## BEGIN
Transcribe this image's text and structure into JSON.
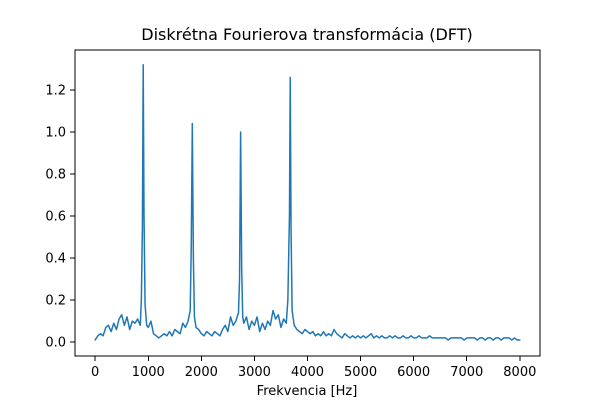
{
  "chart_data": {
    "type": "line",
    "title": "Diskrétna Fourierova transformácia (DFT)",
    "xlabel": "Frekvencia [Hz]",
    "ylabel": "",
    "xlim": [
      -380,
      8380
    ],
    "ylim": [
      -0.066,
      1.39
    ],
    "xticks": [
      0,
      1000,
      2000,
      3000,
      4000,
      5000,
      6000,
      7000,
      8000
    ],
    "yticks": [
      0.0,
      0.2,
      0.4,
      0.6,
      0.8,
      1.0,
      1.2
    ],
    "grid": false,
    "colors": {
      "series": "#1f77b4"
    },
    "series": [
      {
        "points": [
          [
            0,
            0.01
          ],
          [
            50,
            0.03
          ],
          [
            100,
            0.04
          ],
          [
            150,
            0.03
          ],
          [
            200,
            0.07
          ],
          [
            250,
            0.08
          ],
          [
            300,
            0.05
          ],
          [
            350,
            0.09
          ],
          [
            400,
            0.06
          ],
          [
            450,
            0.11
          ],
          [
            500,
            0.13
          ],
          [
            550,
            0.08
          ],
          [
            600,
            0.12
          ],
          [
            650,
            0.06
          ],
          [
            700,
            0.1
          ],
          [
            750,
            0.09
          ],
          [
            800,
            0.11
          ],
          [
            850,
            0.08
          ],
          [
            870,
            0.2
          ],
          [
            890,
            0.55
          ],
          [
            905,
            1.32
          ],
          [
            920,
            0.6
          ],
          [
            940,
            0.18
          ],
          [
            970,
            0.08
          ],
          [
            1000,
            0.07
          ],
          [
            1050,
            0.1
          ],
          [
            1100,
            0.04
          ],
          [
            1150,
            0.03
          ],
          [
            1200,
            0.02
          ],
          [
            1250,
            0.03
          ],
          [
            1300,
            0.04
          ],
          [
            1350,
            0.03
          ],
          [
            1400,
            0.05
          ],
          [
            1450,
            0.03
          ],
          [
            1500,
            0.06
          ],
          [
            1550,
            0.05
          ],
          [
            1600,
            0.04
          ],
          [
            1650,
            0.09
          ],
          [
            1700,
            0.07
          ],
          [
            1750,
            0.1
          ],
          [
            1790,
            0.15
          ],
          [
            1810,
            0.45
          ],
          [
            1830,
            1.04
          ],
          [
            1850,
            0.4
          ],
          [
            1870,
            0.12
          ],
          [
            1900,
            0.07
          ],
          [
            1950,
            0.06
          ],
          [
            2000,
            0.04
          ],
          [
            2050,
            0.03
          ],
          [
            2100,
            0.05
          ],
          [
            2150,
            0.04
          ],
          [
            2200,
            0.03
          ],
          [
            2250,
            0.05
          ],
          [
            2300,
            0.04
          ],
          [
            2350,
            0.03
          ],
          [
            2400,
            0.06
          ],
          [
            2450,
            0.08
          ],
          [
            2500,
            0.05
          ],
          [
            2550,
            0.12
          ],
          [
            2600,
            0.08
          ],
          [
            2650,
            0.1
          ],
          [
            2700,
            0.14
          ],
          [
            2720,
            0.3
          ],
          [
            2740,
            1.0
          ],
          [
            2760,
            0.35
          ],
          [
            2780,
            0.12
          ],
          [
            2800,
            0.09
          ],
          [
            2850,
            0.12
          ],
          [
            2900,
            0.06
          ],
          [
            2950,
            0.1
          ],
          [
            3000,
            0.08
          ],
          [
            3050,
            0.12
          ],
          [
            3100,
            0.05
          ],
          [
            3150,
            0.09
          ],
          [
            3200,
            0.06
          ],
          [
            3250,
            0.1
          ],
          [
            3300,
            0.08
          ],
          [
            3350,
            0.15
          ],
          [
            3400,
            0.11
          ],
          [
            3450,
            0.13
          ],
          [
            3500,
            0.07
          ],
          [
            3550,
            0.11
          ],
          [
            3600,
            0.09
          ],
          [
            3630,
            0.2
          ],
          [
            3660,
            0.6
          ],
          [
            3675,
            1.26
          ],
          [
            3690,
            0.55
          ],
          [
            3710,
            0.15
          ],
          [
            3750,
            0.08
          ],
          [
            3800,
            0.06
          ],
          [
            3850,
            0.05
          ],
          [
            3900,
            0.04
          ],
          [
            3950,
            0.06
          ],
          [
            4000,
            0.05
          ],
          [
            4050,
            0.04
          ],
          [
            4100,
            0.05
          ],
          [
            4150,
            0.03
          ],
          [
            4200,
            0.04
          ],
          [
            4250,
            0.03
          ],
          [
            4300,
            0.05
          ],
          [
            4350,
            0.03
          ],
          [
            4400,
            0.04
          ],
          [
            4450,
            0.03
          ],
          [
            4500,
            0.06
          ],
          [
            4550,
            0.04
          ],
          [
            4600,
            0.03
          ],
          [
            4650,
            0.02
          ],
          [
            4700,
            0.04
          ],
          [
            4750,
            0.03
          ],
          [
            4800,
            0.02
          ],
          [
            4850,
            0.03
          ],
          [
            4900,
            0.02
          ],
          [
            4950,
            0.03
          ],
          [
            5000,
            0.02
          ],
          [
            5050,
            0.03
          ],
          [
            5100,
            0.02
          ],
          [
            5150,
            0.03
          ],
          [
            5200,
            0.04
          ],
          [
            5250,
            0.02
          ],
          [
            5300,
            0.03
          ],
          [
            5350,
            0.02
          ],
          [
            5400,
            0.03
          ],
          [
            5450,
            0.02
          ],
          [
            5500,
            0.02
          ],
          [
            5550,
            0.03
          ],
          [
            5600,
            0.02
          ],
          [
            5650,
            0.03
          ],
          [
            5700,
            0.02
          ],
          [
            5750,
            0.02
          ],
          [
            5800,
            0.03
          ],
          [
            5850,
            0.02
          ],
          [
            5900,
            0.02
          ],
          [
            5950,
            0.03
          ],
          [
            6000,
            0.02
          ],
          [
            6050,
            0.02
          ],
          [
            6100,
            0.03
          ],
          [
            6150,
            0.02
          ],
          [
            6200,
            0.02
          ],
          [
            6250,
            0.02
          ],
          [
            6300,
            0.03
          ],
          [
            6350,
            0.02
          ],
          [
            6400,
            0.02
          ],
          [
            6450,
            0.02
          ],
          [
            6500,
            0.02
          ],
          [
            6550,
            0.02
          ],
          [
            6600,
            0.02
          ],
          [
            6650,
            0.01
          ],
          [
            6700,
            0.02
          ],
          [
            6750,
            0.02
          ],
          [
            6800,
            0.02
          ],
          [
            6850,
            0.02
          ],
          [
            6900,
            0.02
          ],
          [
            6950,
            0.01
          ],
          [
            7000,
            0.02
          ],
          [
            7050,
            0.02
          ],
          [
            7100,
            0.02
          ],
          [
            7150,
            0.02
          ],
          [
            7200,
            0.01
          ],
          [
            7250,
            0.02
          ],
          [
            7300,
            0.02
          ],
          [
            7350,
            0.01
          ],
          [
            7400,
            0.02
          ],
          [
            7450,
            0.02
          ],
          [
            7500,
            0.01
          ],
          [
            7550,
            0.02
          ],
          [
            7600,
            0.02
          ],
          [
            7650,
            0.01
          ],
          [
            7700,
            0.02
          ],
          [
            7750,
            0.02
          ],
          [
            7800,
            0.02
          ],
          [
            7850,
            0.01
          ],
          [
            7900,
            0.02
          ],
          [
            7950,
            0.01
          ],
          [
            8000,
            0.01
          ]
        ]
      }
    ]
  }
}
## END
Transcribe every line from the records above without alteration, and leave out the images.

Transcribe this image's text and structure into JSON.
{
  "chart_data": {
    "type": "line",
    "title": "Diskrétna Fourierova transformácia (DFT)",
    "xlabel": "Frekvencia [Hz]",
    "ylabel": "",
    "xlim": [
      -380,
      8380
    ],
    "ylim": [
      -0.066,
      1.39
    ],
    "xticks": [
      0,
      1000,
      2000,
      3000,
      4000,
      5000,
      6000,
      7000,
      8000
    ],
    "yticks": [
      0.0,
      0.2,
      0.4,
      0.6,
      0.8,
      1.0,
      1.2
    ],
    "grid": false,
    "colors": {
      "series": "#1f77b4"
    },
    "series": [
      {
        "points": [
          [
            0,
            0.01
          ],
          [
            50,
            0.03
          ],
          [
            100,
            0.04
          ],
          [
            150,
            0.03
          ],
          [
            200,
            0.07
          ],
          [
            250,
            0.08
          ],
          [
            300,
            0.05
          ],
          [
            350,
            0.09
          ],
          [
            400,
            0.06
          ],
          [
            450,
            0.11
          ],
          [
            500,
            0.13
          ],
          [
            550,
            0.08
          ],
          [
            600,
            0.12
          ],
          [
            650,
            0.06
          ],
          [
            700,
            0.1
          ],
          [
            750,
            0.09
          ],
          [
            800,
            0.11
          ],
          [
            850,
            0.08
          ],
          [
            870,
            0.2
          ],
          [
            890,
            0.55
          ],
          [
            905,
            1.32
          ],
          [
            920,
            0.6
          ],
          [
            940,
            0.18
          ],
          [
            970,
            0.08
          ],
          [
            1000,
            0.07
          ],
          [
            1050,
            0.1
          ],
          [
            1100,
            0.04
          ],
          [
            1150,
            0.03
          ],
          [
            1200,
            0.02
          ],
          [
            1250,
            0.03
          ],
          [
            1300,
            0.04
          ],
          [
            1350,
            0.03
          ],
          [
            1400,
            0.05
          ],
          [
            1450,
            0.03
          ],
          [
            1500,
            0.06
          ],
          [
            1550,
            0.05
          ],
          [
            1600,
            0.04
          ],
          [
            1650,
            0.09
          ],
          [
            1700,
            0.07
          ],
          [
            1750,
            0.1
          ],
          [
            1790,
            0.15
          ],
          [
            1810,
            0.45
          ],
          [
            1830,
            1.04
          ],
          [
            1850,
            0.4
          ],
          [
            1870,
            0.12
          ],
          [
            1900,
            0.07
          ],
          [
            1950,
            0.06
          ],
          [
            2000,
            0.04
          ],
          [
            2050,
            0.03
          ],
          [
            2100,
            0.05
          ],
          [
            2150,
            0.04
          ],
          [
            2200,
            0.03
          ],
          [
            2250,
            0.05
          ],
          [
            2300,
            0.04
          ],
          [
            2350,
            0.03
          ],
          [
            2400,
            0.06
          ],
          [
            2450,
            0.08
          ],
          [
            2500,
            0.05
          ],
          [
            2550,
            0.12
          ],
          [
            2600,
            0.08
          ],
          [
            2650,
            0.1
          ],
          [
            2700,
            0.14
          ],
          [
            2720,
            0.3
          ],
          [
            2740,
            1.0
          ],
          [
            2760,
            0.35
          ],
          [
            2780,
            0.12
          ],
          [
            2800,
            0.09
          ],
          [
            2850,
            0.12
          ],
          [
            2900,
            0.06
          ],
          [
            2950,
            0.1
          ],
          [
            3000,
            0.08
          ],
          [
            3050,
            0.12
          ],
          [
            3100,
            0.05
          ],
          [
            3150,
            0.09
          ],
          [
            3200,
            0.06
          ],
          [
            3250,
            0.1
          ],
          [
            3300,
            0.08
          ],
          [
            3350,
            0.15
          ],
          [
            3400,
            0.11
          ],
          [
            3450,
            0.13
          ],
          [
            3500,
            0.07
          ],
          [
            3550,
            0.11
          ],
          [
            3600,
            0.09
          ],
          [
            3630,
            0.2
          ],
          [
            3660,
            0.6
          ],
          [
            3675,
            1.26
          ],
          [
            3690,
            0.55
          ],
          [
            3710,
            0.15
          ],
          [
            3750,
            0.08
          ],
          [
            3800,
            0.06
          ],
          [
            3850,
            0.05
          ],
          [
            3900,
            0.04
          ],
          [
            3950,
            0.06
          ],
          [
            4000,
            0.05
          ],
          [
            4050,
            0.04
          ],
          [
            4100,
            0.05
          ],
          [
            4150,
            0.03
          ],
          [
            4200,
            0.04
          ],
          [
            4250,
            0.03
          ],
          [
            4300,
            0.05
          ],
          [
            4350,
            0.03
          ],
          [
            4400,
            0.04
          ],
          [
            4450,
            0.03
          ],
          [
            4500,
            0.06
          ],
          [
            4550,
            0.04
          ],
          [
            4600,
            0.03
          ],
          [
            4650,
            0.02
          ],
          [
            4700,
            0.04
          ],
          [
            4750,
            0.03
          ],
          [
            4800,
            0.02
          ],
          [
            4850,
            0.03
          ],
          [
            4900,
            0.02
          ],
          [
            4950,
            0.03
          ],
          [
            5000,
            0.02
          ],
          [
            5050,
            0.03
          ],
          [
            5100,
            0.02
          ],
          [
            5150,
            0.03
          ],
          [
            5200,
            0.04
          ],
          [
            5250,
            0.02
          ],
          [
            5300,
            0.03
          ],
          [
            5350,
            0.02
          ],
          [
            5400,
            0.03
          ],
          [
            5450,
            0.02
          ],
          [
            5500,
            0.02
          ],
          [
            5550,
            0.03
          ],
          [
            5600,
            0.02
          ],
          [
            5650,
            0.03
          ],
          [
            5700,
            0.02
          ],
          [
            5750,
            0.02
          ],
          [
            5800,
            0.03
          ],
          [
            5850,
            0.02
          ],
          [
            5900,
            0.02
          ],
          [
            5950,
            0.03
          ],
          [
            6000,
            0.02
          ],
          [
            6050,
            0.02
          ],
          [
            6100,
            0.03
          ],
          [
            6150,
            0.02
          ],
          [
            6200,
            0.02
          ],
          [
            6250,
            0.02
          ],
          [
            6300,
            0.03
          ],
          [
            6350,
            0.02
          ],
          [
            6400,
            0.02
          ],
          [
            6450,
            0.02
          ],
          [
            6500,
            0.02
          ],
          [
            6550,
            0.02
          ],
          [
            6600,
            0.02
          ],
          [
            6650,
            0.01
          ],
          [
            6700,
            0.02
          ],
          [
            6750,
            0.02
          ],
          [
            6800,
            0.02
          ],
          [
            6850,
            0.02
          ],
          [
            6900,
            0.02
          ],
          [
            6950,
            0.01
          ],
          [
            7000,
            0.02
          ],
          [
            7050,
            0.02
          ],
          [
            7100,
            0.02
          ],
          [
            7150,
            0.02
          ],
          [
            7200,
            0.01
          ],
          [
            7250,
            0.02
          ],
          [
            7300,
            0.02
          ],
          [
            7350,
            0.01
          ],
          [
            7400,
            0.02
          ],
          [
            7450,
            0.02
          ],
          [
            7500,
            0.01
          ],
          [
            7550,
            0.02
          ],
          [
            7600,
            0.02
          ],
          [
            7650,
            0.01
          ],
          [
            7700,
            0.02
          ],
          [
            7750,
            0.02
          ],
          [
            7800,
            0.02
          ],
          [
            7850,
            0.01
          ],
          [
            7900,
            0.02
          ],
          [
            7950,
            0.01
          ],
          [
            8000,
            0.01
          ]
        ]
      }
    ]
  }
}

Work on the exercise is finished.